Quote every line as given.

Items from a data source
☆ ☆ ☆

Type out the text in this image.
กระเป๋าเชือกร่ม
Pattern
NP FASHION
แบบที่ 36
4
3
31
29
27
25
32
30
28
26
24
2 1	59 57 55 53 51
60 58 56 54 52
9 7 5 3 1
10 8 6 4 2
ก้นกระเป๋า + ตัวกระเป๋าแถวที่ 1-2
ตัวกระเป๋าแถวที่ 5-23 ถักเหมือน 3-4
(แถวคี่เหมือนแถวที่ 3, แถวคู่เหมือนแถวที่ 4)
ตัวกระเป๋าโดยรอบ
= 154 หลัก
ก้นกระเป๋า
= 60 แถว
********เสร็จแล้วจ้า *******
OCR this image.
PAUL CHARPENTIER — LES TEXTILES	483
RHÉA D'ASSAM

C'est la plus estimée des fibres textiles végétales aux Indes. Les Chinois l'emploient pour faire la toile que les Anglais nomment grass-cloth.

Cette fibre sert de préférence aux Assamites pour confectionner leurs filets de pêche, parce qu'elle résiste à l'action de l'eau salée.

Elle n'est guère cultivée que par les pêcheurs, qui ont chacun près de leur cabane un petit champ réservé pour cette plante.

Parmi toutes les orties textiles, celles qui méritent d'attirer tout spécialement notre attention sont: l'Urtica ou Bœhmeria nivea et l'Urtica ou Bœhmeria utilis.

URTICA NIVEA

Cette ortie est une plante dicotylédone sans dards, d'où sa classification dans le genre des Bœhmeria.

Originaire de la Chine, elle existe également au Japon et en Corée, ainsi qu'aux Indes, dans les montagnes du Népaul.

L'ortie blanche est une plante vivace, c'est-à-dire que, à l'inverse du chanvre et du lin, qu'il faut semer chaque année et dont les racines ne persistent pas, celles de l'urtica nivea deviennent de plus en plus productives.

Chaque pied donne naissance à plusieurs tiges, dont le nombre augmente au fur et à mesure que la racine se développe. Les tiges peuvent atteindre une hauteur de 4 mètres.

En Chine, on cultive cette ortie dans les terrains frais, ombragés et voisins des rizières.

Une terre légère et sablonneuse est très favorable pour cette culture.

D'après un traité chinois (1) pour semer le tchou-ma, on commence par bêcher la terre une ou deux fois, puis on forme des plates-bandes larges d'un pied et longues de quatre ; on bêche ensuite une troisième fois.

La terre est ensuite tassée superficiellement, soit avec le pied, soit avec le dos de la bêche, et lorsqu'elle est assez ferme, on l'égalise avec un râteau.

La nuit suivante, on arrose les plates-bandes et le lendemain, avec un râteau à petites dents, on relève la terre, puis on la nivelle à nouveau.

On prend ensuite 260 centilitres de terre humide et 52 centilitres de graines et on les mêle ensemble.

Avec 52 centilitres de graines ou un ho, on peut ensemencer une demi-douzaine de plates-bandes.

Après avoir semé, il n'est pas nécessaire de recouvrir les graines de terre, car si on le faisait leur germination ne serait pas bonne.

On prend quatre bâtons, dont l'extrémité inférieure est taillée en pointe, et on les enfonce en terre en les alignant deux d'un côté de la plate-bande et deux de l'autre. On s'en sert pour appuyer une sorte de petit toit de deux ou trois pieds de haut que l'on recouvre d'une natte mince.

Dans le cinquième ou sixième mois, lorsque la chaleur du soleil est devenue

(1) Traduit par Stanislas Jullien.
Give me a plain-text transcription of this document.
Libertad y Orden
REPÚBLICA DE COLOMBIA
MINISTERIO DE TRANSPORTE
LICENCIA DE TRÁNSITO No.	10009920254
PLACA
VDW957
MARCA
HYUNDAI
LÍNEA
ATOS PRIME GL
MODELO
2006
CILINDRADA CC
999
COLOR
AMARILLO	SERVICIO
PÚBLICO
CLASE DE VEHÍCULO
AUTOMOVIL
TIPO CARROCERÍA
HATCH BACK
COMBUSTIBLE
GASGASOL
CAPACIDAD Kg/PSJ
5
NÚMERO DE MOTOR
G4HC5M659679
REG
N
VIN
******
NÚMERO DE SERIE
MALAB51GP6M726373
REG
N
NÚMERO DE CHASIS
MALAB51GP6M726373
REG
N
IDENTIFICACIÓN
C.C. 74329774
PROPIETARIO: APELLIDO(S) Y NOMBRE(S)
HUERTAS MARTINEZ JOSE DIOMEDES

☆ ☆ ☆

### EXERCISE SOLUTION
Type out the text in this image.
กระเป๋าเชือกร่ม
Pattern
NP FASHION
แบบที่ 36
4
3
31
29
27
25
32
30
28
26
24
2 1	59 57 55 53 51
60 58 56 54 52
9 7 5 3 1
10 8 6 4 2
ก้นกระเป๋า + ตัวกระเป๋าแถวที่ 1-2
ตัวกระเป๋าแถวที่ 5-23 ถักเหมือน 3-4
(แถวคี่เหมือนแถวที่ 3, แถวคู่เหมือนแถวที่ 4)
ตัวกระเป๋าโดยรอบ
= 154 หลัก
ก้นกระเป๋า
= 60 แถว
********เสร็จแล้วจ้า *******
OCR this image.
PAUL CHARPENTIER — LES TEXTILES	483
RHÉA D'ASSAM

C'est la plus estimée des fibres textiles végétales aux Indes. Les Chinois l'emploient pour faire la toile que les Anglais nomment grass-cloth.

Cette fibre sert de préférence aux Assamites pour confectionner leurs filets de pêche, parce qu'elle résiste à l'action de l'eau salée.

Elle n'est guère cultivée que par les pêcheurs, qui ont chacun près de leur cabane un petit champ réservé pour cette plante.

Parmi toutes les orties textiles, celles qui méritent d'attirer tout spécialement notre attention sont: l'Urtica ou Bœhmeria nivea et l'Urtica ou Bœhmeria utilis.

URTICA NIVEA

Cette ortie est une plante dicotylédone sans dards, d'où sa classification dans le genre des Bœhmeria.

Originaire de la Chine, elle existe également au Japon et en Corée, ainsi qu'aux Indes, dans les montagnes du Népaul.

L'ortie blanche est une plante vivace, c'est-à-dire que, à l'inverse du chanvre et du lin, qu'il faut semer chaque année et dont les racines ne persistent pas, celles de l'urtica nivea deviennent de plus en plus productives.

Chaque pied donne naissance à plusieurs tiges, dont le nombre augmente au fur et à mesure que la racine se développe. Les tiges peuvent atteindre une hauteur de 4 mètres.

En Chine, on cultive cette ortie dans les terrains frais, ombragés et voisins des rizières.

Une terre légère et sablonneuse est très favorable pour cette culture.

D'après un traité chinois (1) pour semer le tchou-ma, on commence par bêcher la terre une ou deux fois, puis on forme des plates-bandes larges d'un pied et longues de quatre ; on bêche ensuite une troisième fois.

La terre est ensuite tassée superficiellement, soit avec le pied, soit avec le dos de la bêche, et lorsqu'elle est assez ferme, on l'égalise avec un râteau.

La nuit suivante, on arrose les plates-bandes et le lendemain, avec un râteau à petites dents, on relève la terre, puis on la nivelle à nouveau.

On prend ensuite 260 centilitres de terre humide et 52 centilitres de graines et on les mêle ensemble.

Avec 52 centilitres de graines ou un ho, on peut ensemencer une demi-douzaine de plates-bandes.

Après avoir semé, il n'est pas nécessaire de recouvrir les graines de terre, car si on le faisait leur germination ne serait pas bonne.

On prend quatre bâtons, dont l'extrémité inférieure est taillée en pointe, et on les enfonce en terre en les alignant deux d'un côté de la plate-bande et deux de l'autre. On s'en sert pour appuyer une sorte de petit toit de deux ou trois pieds de haut que l'on recouvre d'une natte mince.

Dans le cinquième ou sixième mois, lorsque la chaleur du soleil est devenue

(1) Traduit par Stanislas Jullien.
Give me a plain-text transcription of this document.
Libertad y Orden
REPÚBLICA DE COLOMBIA
MINISTERIO DE TRANSPORTE
LICENCIA DE TRÁNSITO No.	10009920254
PLACA
VDW957
MARCA
HYUNDAI
LÍNEA
ATOS PRIME GL
MODELO
2006
CILINDRADA CC
999
COLOR
AMARILLO	SERVICIO
PÚBLICO
CLASE DE VEHÍCULO
AUTOMOVIL
TIPO CARROCERÍA
HATCH BACK
COMBUSTIBLE
GASGASOL
CAPACIDAD Kg/PSJ
5
NÚMERO DE MOTOR
G4HC5M659679
REG
N
VIN
******
NÚMERO DE SERIE
MALAB51GP6M726373
REG
N
NÚMERO DE CHASIS
MALAB51GP6M726373
REG
N
IDENTIFICACIÓN
C.C. 74329774
PROPIETARIO: APELLIDO(S) Y NOMBRE(S)
HUERTAS MARTINEZ JOSE DIOMEDES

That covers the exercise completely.